■ Records provided
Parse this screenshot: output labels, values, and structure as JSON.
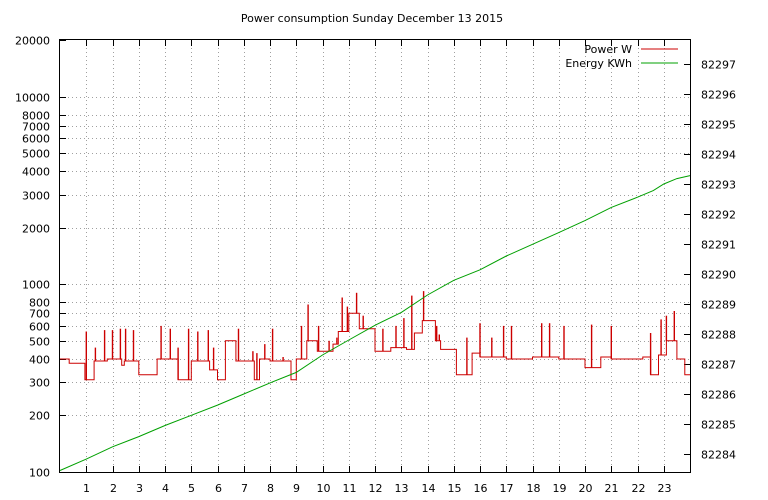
{
  "chart_data": {
    "type": "line",
    "title": "Power consumption Sunday December 13 2015",
    "xlabel": "",
    "ylabel": "",
    "y2label": "",
    "xlim": [
      0,
      24
    ],
    "x_ticks": [
      1,
      2,
      3,
      4,
      5,
      6,
      7,
      8,
      9,
      10,
      11,
      12,
      13,
      14,
      15,
      16,
      17,
      18,
      19,
      20,
      21,
      22,
      23
    ],
    "ylim": [
      100,
      20000
    ],
    "y_scale": "log",
    "y_ticks": [
      100,
      200,
      300,
      400,
      500,
      600,
      700,
      800,
      1000,
      2000,
      3000,
      4000,
      5000,
      6000,
      7000,
      8000,
      10000,
      20000
    ],
    "y2lim": [
      82283.4,
      82297.8
    ],
    "y2_ticks": [
      82284,
      82285,
      82286,
      82287,
      82288,
      82289,
      82290,
      82291,
      82292,
      82293,
      82294,
      82295,
      82296,
      82297
    ],
    "grid": true,
    "legend_position": "top-right",
    "series": [
      {
        "name": "Power W",
        "axis": "left",
        "color": "#cc0000",
        "x": [
          0,
          0.35,
          0.35,
          0.95,
          0.95,
          1.3,
          1.3,
          1.45,
          1.45,
          1.8,
          1.8,
          2.35,
          2.35,
          2.45,
          2.45,
          3.0,
          3.0,
          3.7,
          3.7,
          4.0,
          4.0,
          4.5,
          4.5,
          5.0,
          5.0,
          5.7,
          5.7,
          6.0,
          6.0,
          6.3,
          6.3,
          6.7,
          6.7,
          7.4,
          7.4,
          7.6,
          7.6,
          8.0,
          8.0,
          8.6,
          8.6,
          8.8,
          8.8,
          9.0,
          9.0,
          9.4,
          9.4,
          9.8,
          9.8,
          10.4,
          10.4,
          10.6,
          10.6,
          11.0,
          11.0,
          11.4,
          11.4,
          12.0,
          12.0,
          12.6,
          12.6,
          13.2,
          13.2,
          13.5,
          13.5,
          13.8,
          13.8,
          14.3,
          14.3,
          14.5,
          14.5,
          15.1,
          15.1,
          15.7,
          15.7,
          16.0,
          16.0,
          16.6,
          16.6,
          17.0,
          17.0,
          18.0,
          18.0,
          18.2,
          18.2,
          19.0,
          19.0,
          19.8,
          19.8,
          20.0,
          20.0,
          20.6,
          20.6,
          21.0,
          21.0,
          22.2,
          22.2,
          22.5,
          22.5,
          22.8,
          22.8,
          23.1,
          23.1,
          23.5,
          23.5,
          23.8,
          23.8,
          24.0
        ],
        "y": [
          400,
          400,
          380,
          380,
          310,
          310,
          390,
          390,
          390,
          390,
          400,
          400,
          370,
          370,
          390,
          390,
          330,
          330,
          400,
          400,
          400,
          400,
          310,
          310,
          390,
          390,
          350,
          350,
          310,
          310,
          500,
          500,
          390,
          390,
          310,
          310,
          400,
          400,
          390,
          390,
          390,
          390,
          310,
          310,
          400,
          400,
          500,
          500,
          440,
          440,
          480,
          480,
          560,
          560,
          700,
          700,
          580,
          580,
          440,
          440,
          460,
          460,
          450,
          450,
          550,
          550,
          640,
          640,
          500,
          500,
          450,
          450,
          330,
          330,
          430,
          430,
          410,
          410,
          410,
          410,
          400,
          400,
          410,
          410,
          410,
          410,
          400,
          400,
          400,
          400,
          360,
          360,
          410,
          410,
          400,
          400,
          410,
          410,
          330,
          330,
          420,
          420,
          500,
          500,
          400,
          400,
          330,
          330
        ],
        "spikes": [
          [
            1.0,
            560
          ],
          [
            1.35,
            460
          ],
          [
            1.7,
            570
          ],
          [
            2.0,
            570
          ],
          [
            2.3,
            580
          ],
          [
            2.5,
            580
          ],
          [
            2.8,
            570
          ],
          [
            3.85,
            600
          ],
          [
            4.2,
            580
          ],
          [
            4.5,
            460
          ],
          [
            4.9,
            580
          ],
          [
            5.25,
            560
          ],
          [
            5.65,
            570
          ],
          [
            5.85,
            460
          ],
          [
            6.6,
            500
          ],
          [
            6.8,
            580
          ],
          [
            7.35,
            440
          ],
          [
            7.5,
            430
          ],
          [
            7.8,
            480
          ],
          [
            8.1,
            580
          ],
          [
            8.5,
            410
          ],
          [
            8.75,
            390
          ],
          [
            9.2,
            600
          ],
          [
            9.45,
            780
          ],
          [
            9.85,
            600
          ],
          [
            10.25,
            500
          ],
          [
            10.55,
            520
          ],
          [
            10.75,
            850
          ],
          [
            10.95,
            760
          ],
          [
            11.3,
            900
          ],
          [
            11.55,
            680
          ],
          [
            12.3,
            580
          ],
          [
            12.8,
            600
          ],
          [
            13.1,
            660
          ],
          [
            13.4,
            870
          ],
          [
            13.85,
            920
          ],
          [
            14.35,
            600
          ],
          [
            14.45,
            540
          ],
          [
            15.5,
            520
          ],
          [
            16.0,
            620
          ],
          [
            16.45,
            520
          ],
          [
            16.9,
            600
          ],
          [
            17.2,
            600
          ],
          [
            18.35,
            620
          ],
          [
            18.65,
            620
          ],
          [
            19.2,
            600
          ],
          [
            20.25,
            610
          ],
          [
            21.0,
            600
          ],
          [
            22.5,
            550
          ],
          [
            22.9,
            650
          ],
          [
            23.1,
            680
          ],
          [
            23.4,
            720
          ]
        ]
      },
      {
        "name": "Energy KWh",
        "axis": "right",
        "color": "#00a000",
        "x": [
          0,
          1,
          2,
          3,
          4,
          5,
          6,
          7,
          8,
          9,
          10,
          11,
          12,
          13,
          14,
          15,
          16,
          17,
          18,
          19,
          20,
          21,
          22,
          22.6,
          23,
          23.5,
          24
        ],
        "y": [
          82283.45,
          82283.83,
          82284.24,
          82284.58,
          82284.95,
          82285.29,
          82285.63,
          82286.0,
          82286.37,
          82286.72,
          82287.3,
          82287.8,
          82288.29,
          82288.72,
          82289.3,
          82289.79,
          82290.14,
          82290.6,
          82290.99,
          82291.38,
          82291.78,
          82292.22,
          82292.56,
          82292.78,
          82293.0,
          82293.18,
          82293.28
        ]
      }
    ]
  }
}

■ Required work
Your copy should hold every record word for word and none of the pictures.

■ Output for this task
Parse this screenshot: output labels, values, and structure as JSON.
{
  "chart_data": {
    "type": "line",
    "title": "Power consumption Sunday December 13 2015",
    "xlabel": "",
    "ylabel": "",
    "y2label": "",
    "xlim": [
      0,
      24
    ],
    "x_ticks": [
      1,
      2,
      3,
      4,
      5,
      6,
      7,
      8,
      9,
      10,
      11,
      12,
      13,
      14,
      15,
      16,
      17,
      18,
      19,
      20,
      21,
      22,
      23
    ],
    "ylim": [
      100,
      20000
    ],
    "y_scale": "log",
    "y_ticks": [
      100,
      200,
      300,
      400,
      500,
      600,
      700,
      800,
      1000,
      2000,
      3000,
      4000,
      5000,
      6000,
      7000,
      8000,
      10000,
      20000
    ],
    "y2lim": [
      82283.4,
      82297.8
    ],
    "y2_ticks": [
      82284,
      82285,
      82286,
      82287,
      82288,
      82289,
      82290,
      82291,
      82292,
      82293,
      82294,
      82295,
      82296,
      82297
    ],
    "grid": true,
    "legend_position": "top-right",
    "series": [
      {
        "name": "Power W",
        "axis": "left",
        "color": "#cc0000",
        "x": [
          0,
          0.35,
          0.35,
          0.95,
          0.95,
          1.3,
          1.3,
          1.45,
          1.45,
          1.8,
          1.8,
          2.35,
          2.35,
          2.45,
          2.45,
          3.0,
          3.0,
          3.7,
          3.7,
          4.0,
          4.0,
          4.5,
          4.5,
          5.0,
          5.0,
          5.7,
          5.7,
          6.0,
          6.0,
          6.3,
          6.3,
          6.7,
          6.7,
          7.4,
          7.4,
          7.6,
          7.6,
          8.0,
          8.0,
          8.6,
          8.6,
          8.8,
          8.8,
          9.0,
          9.0,
          9.4,
          9.4,
          9.8,
          9.8,
          10.4,
          10.4,
          10.6,
          10.6,
          11.0,
          11.0,
          11.4,
          11.4,
          12.0,
          12.0,
          12.6,
          12.6,
          13.2,
          13.2,
          13.5,
          13.5,
          13.8,
          13.8,
          14.3,
          14.3,
          14.5,
          14.5,
          15.1,
          15.1,
          15.7,
          15.7,
          16.0,
          16.0,
          16.6,
          16.6,
          17.0,
          17.0,
          18.0,
          18.0,
          18.2,
          18.2,
          19.0,
          19.0,
          19.8,
          19.8,
          20.0,
          20.0,
          20.6,
          20.6,
          21.0,
          21.0,
          22.2,
          22.2,
          22.5,
          22.5,
          22.8,
          22.8,
          23.1,
          23.1,
          23.5,
          23.5,
          23.8,
          23.8,
          24.0
        ],
        "y": [
          400,
          400,
          380,
          380,
          310,
          310,
          390,
          390,
          390,
          390,
          400,
          400,
          370,
          370,
          390,
          390,
          330,
          330,
          400,
          400,
          400,
          400,
          310,
          310,
          390,
          390,
          350,
          350,
          310,
          310,
          500,
          500,
          390,
          390,
          310,
          310,
          400,
          400,
          390,
          390,
          390,
          390,
          310,
          310,
          400,
          400,
          500,
          500,
          440,
          440,
          480,
          480,
          560,
          560,
          700,
          700,
          580,
          580,
          440,
          440,
          460,
          460,
          450,
          450,
          550,
          550,
          640,
          640,
          500,
          500,
          450,
          450,
          330,
          330,
          430,
          430,
          410,
          410,
          410,
          410,
          400,
          400,
          410,
          410,
          410,
          410,
          400,
          400,
          400,
          400,
          360,
          360,
          410,
          410,
          400,
          400,
          410,
          410,
          330,
          330,
          420,
          420,
          500,
          500,
          400,
          400,
          330,
          330
        ],
        "spikes": [
          [
            1.0,
            560
          ],
          [
            1.35,
            460
          ],
          [
            1.7,
            570
          ],
          [
            2.0,
            570
          ],
          [
            2.3,
            580
          ],
          [
            2.5,
            580
          ],
          [
            2.8,
            570
          ],
          [
            3.85,
            600
          ],
          [
            4.2,
            580
          ],
          [
            4.5,
            460
          ],
          [
            4.9,
            580
          ],
          [
            5.25,
            560
          ],
          [
            5.65,
            570
          ],
          [
            5.85,
            460
          ],
          [
            6.6,
            500
          ],
          [
            6.8,
            580
          ],
          [
            7.35,
            440
          ],
          [
            7.5,
            430
          ],
          [
            7.8,
            480
          ],
          [
            8.1,
            580
          ],
          [
            8.5,
            410
          ],
          [
            8.75,
            390
          ],
          [
            9.2,
            600
          ],
          [
            9.45,
            780
          ],
          [
            9.85,
            600
          ],
          [
            10.25,
            500
          ],
          [
            10.55,
            520
          ],
          [
            10.75,
            850
          ],
          [
            10.95,
            760
          ],
          [
            11.3,
            900
          ],
          [
            11.55,
            680
          ],
          [
            12.3,
            580
          ],
          [
            12.8,
            600
          ],
          [
            13.1,
            660
          ],
          [
            13.4,
            870
          ],
          [
            13.85,
            920
          ],
          [
            14.35,
            600
          ],
          [
            14.45,
            540
          ],
          [
            15.5,
            520
          ],
          [
            16.0,
            620
          ],
          [
            16.45,
            520
          ],
          [
            16.9,
            600
          ],
          [
            17.2,
            600
          ],
          [
            18.35,
            620
          ],
          [
            18.65,
            620
          ],
          [
            19.2,
            600
          ],
          [
            20.25,
            610
          ],
          [
            21.0,
            600
          ],
          [
            22.5,
            550
          ],
          [
            22.9,
            650
          ],
          [
            23.1,
            680
          ],
          [
            23.4,
            720
          ]
        ]
      },
      {
        "name": "Energy KWh",
        "axis": "right",
        "color": "#00a000",
        "x": [
          0,
          1,
          2,
          3,
          4,
          5,
          6,
          7,
          8,
          9,
          10,
          11,
          12,
          13,
          14,
          15,
          16,
          17,
          18,
          19,
          20,
          21,
          22,
          22.6,
          23,
          23.5,
          24
        ],
        "y": [
          82283.45,
          82283.83,
          82284.24,
          82284.58,
          82284.95,
          82285.29,
          82285.63,
          82286.0,
          82286.37,
          82286.72,
          82287.3,
          82287.8,
          82288.29,
          82288.72,
          82289.3,
          82289.79,
          82290.14,
          82290.6,
          82290.99,
          82291.38,
          82291.78,
          82292.22,
          82292.56,
          82292.78,
          82293.0,
          82293.18,
          82293.28
        ]
      }
    ]
  }
}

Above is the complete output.